» **STATED GOAL**: Take every line where the string "Hadobás" appears and copy it.

──────── MATERIAL FOR THIS EXERCISE ────────

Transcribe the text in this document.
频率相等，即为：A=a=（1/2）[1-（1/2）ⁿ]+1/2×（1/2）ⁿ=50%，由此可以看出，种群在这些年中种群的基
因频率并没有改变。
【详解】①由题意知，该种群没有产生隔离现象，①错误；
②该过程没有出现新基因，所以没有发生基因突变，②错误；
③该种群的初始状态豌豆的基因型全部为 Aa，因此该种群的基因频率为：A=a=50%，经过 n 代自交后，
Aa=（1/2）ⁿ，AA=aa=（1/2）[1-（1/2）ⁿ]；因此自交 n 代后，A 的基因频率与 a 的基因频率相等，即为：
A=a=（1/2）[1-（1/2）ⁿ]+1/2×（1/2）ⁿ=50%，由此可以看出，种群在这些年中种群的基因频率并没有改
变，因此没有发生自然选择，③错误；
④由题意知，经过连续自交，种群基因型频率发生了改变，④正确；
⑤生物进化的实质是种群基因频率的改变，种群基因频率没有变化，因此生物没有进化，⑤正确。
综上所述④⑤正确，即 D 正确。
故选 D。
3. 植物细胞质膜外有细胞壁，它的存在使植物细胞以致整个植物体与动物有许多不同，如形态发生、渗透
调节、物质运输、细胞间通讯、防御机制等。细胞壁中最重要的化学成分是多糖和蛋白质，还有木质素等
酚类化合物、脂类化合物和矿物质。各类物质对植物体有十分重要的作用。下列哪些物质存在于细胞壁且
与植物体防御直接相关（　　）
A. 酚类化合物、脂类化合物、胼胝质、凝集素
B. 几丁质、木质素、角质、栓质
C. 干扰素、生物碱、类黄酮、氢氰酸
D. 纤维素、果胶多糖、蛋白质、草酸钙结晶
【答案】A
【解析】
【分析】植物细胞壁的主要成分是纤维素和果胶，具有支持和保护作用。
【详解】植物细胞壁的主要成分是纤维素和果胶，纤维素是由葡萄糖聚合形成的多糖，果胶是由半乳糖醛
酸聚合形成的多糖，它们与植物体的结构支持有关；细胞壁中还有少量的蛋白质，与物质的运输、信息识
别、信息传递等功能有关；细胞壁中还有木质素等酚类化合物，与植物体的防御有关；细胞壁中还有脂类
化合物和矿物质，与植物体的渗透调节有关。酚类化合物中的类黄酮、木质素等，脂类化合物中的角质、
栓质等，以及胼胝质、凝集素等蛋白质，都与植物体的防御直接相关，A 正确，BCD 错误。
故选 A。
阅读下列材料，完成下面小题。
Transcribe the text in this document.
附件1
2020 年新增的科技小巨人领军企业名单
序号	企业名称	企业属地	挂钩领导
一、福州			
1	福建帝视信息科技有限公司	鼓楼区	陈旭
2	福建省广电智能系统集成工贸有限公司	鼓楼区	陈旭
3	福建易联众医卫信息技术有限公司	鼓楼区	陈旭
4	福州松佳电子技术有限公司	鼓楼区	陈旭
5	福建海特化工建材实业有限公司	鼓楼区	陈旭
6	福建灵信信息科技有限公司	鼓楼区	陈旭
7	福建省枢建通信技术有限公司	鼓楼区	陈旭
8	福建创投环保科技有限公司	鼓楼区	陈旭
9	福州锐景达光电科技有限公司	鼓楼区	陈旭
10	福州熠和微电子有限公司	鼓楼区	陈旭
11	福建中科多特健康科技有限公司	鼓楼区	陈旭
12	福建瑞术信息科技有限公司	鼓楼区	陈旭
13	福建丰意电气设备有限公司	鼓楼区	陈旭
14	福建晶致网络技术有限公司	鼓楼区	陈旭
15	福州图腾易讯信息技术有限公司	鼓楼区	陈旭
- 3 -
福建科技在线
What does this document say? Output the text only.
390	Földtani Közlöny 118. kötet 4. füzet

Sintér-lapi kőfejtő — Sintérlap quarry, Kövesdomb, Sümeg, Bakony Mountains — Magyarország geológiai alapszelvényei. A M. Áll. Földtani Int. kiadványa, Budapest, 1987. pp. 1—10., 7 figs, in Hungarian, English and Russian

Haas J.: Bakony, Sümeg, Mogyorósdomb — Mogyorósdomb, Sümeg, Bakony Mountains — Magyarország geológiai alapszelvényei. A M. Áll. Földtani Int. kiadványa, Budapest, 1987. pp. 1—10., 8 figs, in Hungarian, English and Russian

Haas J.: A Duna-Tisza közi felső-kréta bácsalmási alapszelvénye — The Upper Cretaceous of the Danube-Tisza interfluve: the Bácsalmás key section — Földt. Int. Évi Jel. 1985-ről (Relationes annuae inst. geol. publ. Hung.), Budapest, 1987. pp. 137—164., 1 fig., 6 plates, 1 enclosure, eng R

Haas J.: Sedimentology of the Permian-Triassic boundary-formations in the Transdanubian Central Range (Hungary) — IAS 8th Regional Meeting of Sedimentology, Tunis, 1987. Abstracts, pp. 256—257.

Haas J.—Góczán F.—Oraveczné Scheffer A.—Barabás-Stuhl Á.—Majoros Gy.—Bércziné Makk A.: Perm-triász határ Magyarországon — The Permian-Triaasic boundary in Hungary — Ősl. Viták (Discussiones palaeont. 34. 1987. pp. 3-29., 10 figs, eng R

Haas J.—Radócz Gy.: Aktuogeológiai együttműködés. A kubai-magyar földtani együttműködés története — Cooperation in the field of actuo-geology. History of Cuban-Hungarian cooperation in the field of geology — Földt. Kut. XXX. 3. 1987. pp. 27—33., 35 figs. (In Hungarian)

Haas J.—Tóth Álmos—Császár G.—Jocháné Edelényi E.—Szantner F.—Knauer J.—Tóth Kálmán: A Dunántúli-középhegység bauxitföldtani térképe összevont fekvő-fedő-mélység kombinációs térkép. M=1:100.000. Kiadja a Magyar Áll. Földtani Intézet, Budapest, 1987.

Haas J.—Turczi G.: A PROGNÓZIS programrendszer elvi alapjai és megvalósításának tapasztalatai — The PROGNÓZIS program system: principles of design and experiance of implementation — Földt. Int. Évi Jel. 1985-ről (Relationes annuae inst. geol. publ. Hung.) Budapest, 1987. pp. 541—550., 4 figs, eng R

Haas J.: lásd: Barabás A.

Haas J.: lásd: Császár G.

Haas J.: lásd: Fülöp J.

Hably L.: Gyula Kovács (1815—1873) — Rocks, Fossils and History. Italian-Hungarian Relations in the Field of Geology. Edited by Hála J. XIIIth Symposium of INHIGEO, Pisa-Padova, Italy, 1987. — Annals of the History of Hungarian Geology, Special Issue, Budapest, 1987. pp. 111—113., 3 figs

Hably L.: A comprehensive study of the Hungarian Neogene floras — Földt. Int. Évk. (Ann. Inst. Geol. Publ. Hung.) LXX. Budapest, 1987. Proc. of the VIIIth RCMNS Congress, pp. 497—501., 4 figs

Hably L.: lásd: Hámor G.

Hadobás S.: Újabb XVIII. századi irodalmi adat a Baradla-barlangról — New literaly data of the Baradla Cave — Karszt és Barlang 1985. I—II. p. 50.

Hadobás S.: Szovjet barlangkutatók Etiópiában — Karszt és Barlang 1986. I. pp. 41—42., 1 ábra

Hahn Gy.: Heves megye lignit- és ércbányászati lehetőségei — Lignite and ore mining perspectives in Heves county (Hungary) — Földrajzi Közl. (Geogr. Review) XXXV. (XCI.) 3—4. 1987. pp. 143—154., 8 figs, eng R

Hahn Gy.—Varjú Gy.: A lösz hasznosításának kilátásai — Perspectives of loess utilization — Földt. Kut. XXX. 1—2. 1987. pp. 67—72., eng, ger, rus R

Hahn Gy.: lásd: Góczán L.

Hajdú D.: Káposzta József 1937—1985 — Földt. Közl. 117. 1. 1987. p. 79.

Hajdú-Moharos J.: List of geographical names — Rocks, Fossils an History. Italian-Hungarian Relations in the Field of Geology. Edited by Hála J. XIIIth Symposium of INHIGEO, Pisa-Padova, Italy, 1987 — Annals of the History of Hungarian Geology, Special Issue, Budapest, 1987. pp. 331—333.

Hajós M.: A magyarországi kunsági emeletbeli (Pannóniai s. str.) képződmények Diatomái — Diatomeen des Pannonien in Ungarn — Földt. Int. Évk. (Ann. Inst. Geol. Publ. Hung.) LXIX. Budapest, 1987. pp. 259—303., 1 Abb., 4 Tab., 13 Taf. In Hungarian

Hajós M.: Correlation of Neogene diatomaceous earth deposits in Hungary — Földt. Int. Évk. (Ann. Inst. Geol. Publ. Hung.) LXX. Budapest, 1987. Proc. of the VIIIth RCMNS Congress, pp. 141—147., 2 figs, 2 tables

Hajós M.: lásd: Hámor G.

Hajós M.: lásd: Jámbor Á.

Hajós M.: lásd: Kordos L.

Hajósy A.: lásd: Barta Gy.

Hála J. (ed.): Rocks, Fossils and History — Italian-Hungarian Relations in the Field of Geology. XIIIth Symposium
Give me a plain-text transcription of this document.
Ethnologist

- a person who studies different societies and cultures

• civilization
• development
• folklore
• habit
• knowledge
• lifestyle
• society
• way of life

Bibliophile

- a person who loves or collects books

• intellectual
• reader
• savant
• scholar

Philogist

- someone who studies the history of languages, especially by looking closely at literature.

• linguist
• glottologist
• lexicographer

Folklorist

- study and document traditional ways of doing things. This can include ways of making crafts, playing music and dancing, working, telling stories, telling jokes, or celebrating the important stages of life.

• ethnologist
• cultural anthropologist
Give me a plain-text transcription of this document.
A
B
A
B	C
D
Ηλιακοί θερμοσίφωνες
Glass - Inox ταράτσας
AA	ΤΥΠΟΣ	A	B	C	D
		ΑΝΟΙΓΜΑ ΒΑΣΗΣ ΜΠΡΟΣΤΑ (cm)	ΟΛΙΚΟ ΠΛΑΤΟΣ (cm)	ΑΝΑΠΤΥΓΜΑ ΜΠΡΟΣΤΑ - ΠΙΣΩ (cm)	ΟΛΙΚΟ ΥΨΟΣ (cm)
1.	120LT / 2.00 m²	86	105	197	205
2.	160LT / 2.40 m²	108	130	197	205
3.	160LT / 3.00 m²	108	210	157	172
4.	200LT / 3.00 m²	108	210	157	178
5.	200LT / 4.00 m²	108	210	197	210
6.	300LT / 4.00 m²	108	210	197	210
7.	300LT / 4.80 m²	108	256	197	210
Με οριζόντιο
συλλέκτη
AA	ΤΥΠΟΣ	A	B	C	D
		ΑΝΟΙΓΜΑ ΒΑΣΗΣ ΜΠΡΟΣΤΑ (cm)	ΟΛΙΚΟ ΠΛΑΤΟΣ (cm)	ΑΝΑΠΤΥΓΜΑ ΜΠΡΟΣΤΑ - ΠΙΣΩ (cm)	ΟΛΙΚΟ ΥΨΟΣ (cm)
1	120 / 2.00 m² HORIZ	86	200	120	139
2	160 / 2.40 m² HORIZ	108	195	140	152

────────

» **TASK ANSWER**:
Hadobás S.: Újabb XVIII. századi irodalmi adat a Baradla-barlangról — New literaly data of the Baradla Cave — Karszt és Barlang 1985. I—II. p. 50.
Hadobás S.: Szovjet barlangkutatók Etiópiában — Karszt és Barlang 1986. I. pp. 41—42., 1 ábra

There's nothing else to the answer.